--- start MATERIAL FOR THIS EXERCISE ---
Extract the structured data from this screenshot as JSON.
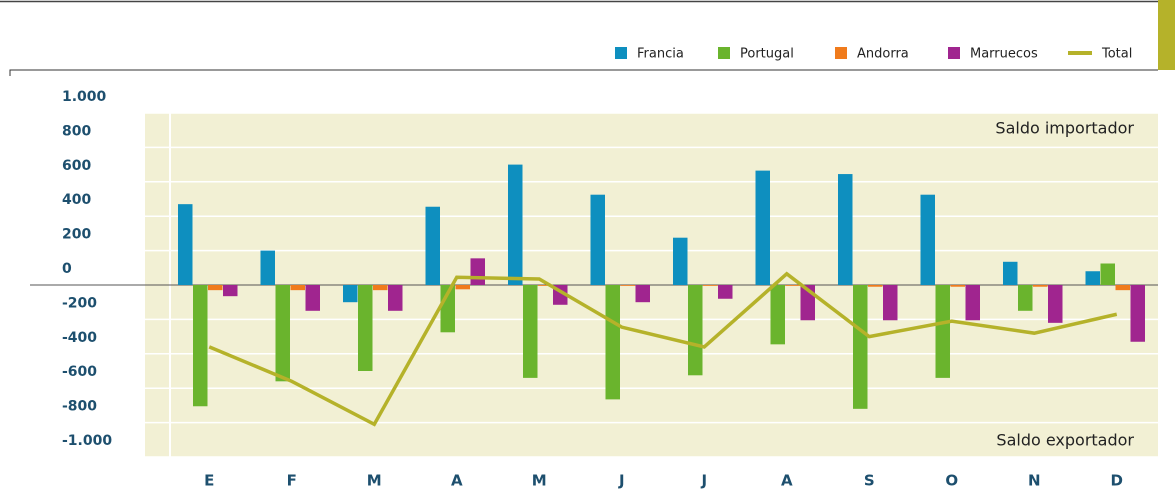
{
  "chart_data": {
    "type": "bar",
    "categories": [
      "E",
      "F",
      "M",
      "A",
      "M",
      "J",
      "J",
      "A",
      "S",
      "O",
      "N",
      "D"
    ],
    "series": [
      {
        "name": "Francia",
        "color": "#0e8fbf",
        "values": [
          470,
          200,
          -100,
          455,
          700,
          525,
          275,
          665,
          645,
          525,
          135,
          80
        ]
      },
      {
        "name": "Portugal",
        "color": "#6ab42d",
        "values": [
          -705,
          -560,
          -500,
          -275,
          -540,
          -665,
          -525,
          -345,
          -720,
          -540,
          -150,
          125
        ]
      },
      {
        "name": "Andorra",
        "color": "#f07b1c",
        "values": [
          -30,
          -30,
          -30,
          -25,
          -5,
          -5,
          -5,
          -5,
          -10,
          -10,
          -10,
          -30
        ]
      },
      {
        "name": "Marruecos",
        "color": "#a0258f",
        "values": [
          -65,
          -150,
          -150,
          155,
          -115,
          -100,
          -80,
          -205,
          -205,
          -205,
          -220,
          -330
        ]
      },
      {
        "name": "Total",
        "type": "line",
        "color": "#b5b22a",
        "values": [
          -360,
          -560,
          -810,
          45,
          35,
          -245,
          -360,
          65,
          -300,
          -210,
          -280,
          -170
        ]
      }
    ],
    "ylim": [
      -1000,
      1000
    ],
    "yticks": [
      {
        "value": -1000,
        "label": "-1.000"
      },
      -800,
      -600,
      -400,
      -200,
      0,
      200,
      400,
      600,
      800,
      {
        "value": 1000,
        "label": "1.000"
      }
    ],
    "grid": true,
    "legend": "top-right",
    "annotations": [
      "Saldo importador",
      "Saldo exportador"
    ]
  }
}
--- end MATERIAL FOR THIS EXERCISE ---
[SHORT PROBLEM] Print every entry exactly as written, without the pictures.

[FULL ANSWER]
Extract the structured data from this screenshot as JSON.
{
  "chart_data": {
    "type": "bar",
    "categories": [
      "E",
      "F",
      "M",
      "A",
      "M",
      "J",
      "J",
      "A",
      "S",
      "O",
      "N",
      "D"
    ],
    "series": [
      {
        "name": "Francia",
        "color": "#0e8fbf",
        "values": [
          470,
          200,
          -100,
          455,
          700,
          525,
          275,
          665,
          645,
          525,
          135,
          80
        ]
      },
      {
        "name": "Portugal",
        "color": "#6ab42d",
        "values": [
          -705,
          -560,
          -500,
          -275,
          -540,
          -665,
          -525,
          -345,
          -720,
          -540,
          -150,
          125
        ]
      },
      {
        "name": "Andorra",
        "color": "#f07b1c",
        "values": [
          -30,
          -30,
          -30,
          -25,
          -5,
          -5,
          -5,
          -5,
          -10,
          -10,
          -10,
          -30
        ]
      },
      {
        "name": "Marruecos",
        "color": "#a0258f",
        "values": [
          -65,
          -150,
          -150,
          155,
          -115,
          -100,
          -80,
          -205,
          -205,
          -205,
          -220,
          -330
        ]
      },
      {
        "name": "Total",
        "type": "line",
        "color": "#b5b22a",
        "values": [
          -360,
          -560,
          -810,
          45,
          35,
          -245,
          -360,
          65,
          -300,
          -210,
          -280,
          -170
        ]
      }
    ],
    "ylim": [
      -1000,
      1000
    ],
    "yticks": [
      {
        "value": -1000,
        "label": "-1.000"
      },
      -800,
      -600,
      -400,
      -200,
      0,
      200,
      400,
      600,
      800,
      {
        "value": 1000,
        "label": "1.000"
      }
    ],
    "grid": true,
    "legend": "top-right",
    "annotations": [
      "Saldo importador",
      "Saldo exportador"
    ]
  }
}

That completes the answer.